* Written request *
Copy out lines with the word "снижение" from the material that follows.

* Input data *
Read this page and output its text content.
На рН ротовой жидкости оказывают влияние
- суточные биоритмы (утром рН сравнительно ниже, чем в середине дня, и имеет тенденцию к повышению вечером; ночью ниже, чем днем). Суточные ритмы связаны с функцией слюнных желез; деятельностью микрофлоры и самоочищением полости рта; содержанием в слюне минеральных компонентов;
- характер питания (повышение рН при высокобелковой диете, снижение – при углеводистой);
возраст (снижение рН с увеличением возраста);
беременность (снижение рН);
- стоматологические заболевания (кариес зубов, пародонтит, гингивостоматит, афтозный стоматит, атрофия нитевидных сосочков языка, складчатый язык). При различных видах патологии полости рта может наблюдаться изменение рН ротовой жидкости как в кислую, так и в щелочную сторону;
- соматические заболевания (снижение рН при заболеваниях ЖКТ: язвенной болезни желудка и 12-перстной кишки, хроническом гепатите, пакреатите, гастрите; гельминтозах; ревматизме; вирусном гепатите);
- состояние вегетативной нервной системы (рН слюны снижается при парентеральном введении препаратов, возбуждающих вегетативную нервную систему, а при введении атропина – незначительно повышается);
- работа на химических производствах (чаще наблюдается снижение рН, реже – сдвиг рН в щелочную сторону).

* Response for this exercise *
- характер питания (повышение рН при высокобелковой диете, снижение – при углеводистой);
возраст (снижение рН с увеличением возраста);
беременность (снижение рН);
- соматические заболевания (снижение рН при заболеваниях ЖКТ: язвенной болезни желудка и 12-перстной кишки, хроническом гепатите, пакреатите, гастрите; гельминтозах; ревматизме; вирусном гепатите);
- работа на химических производствах (чаще наблюдается снижение рН, реже – сдвиг рН в щелочную сторону).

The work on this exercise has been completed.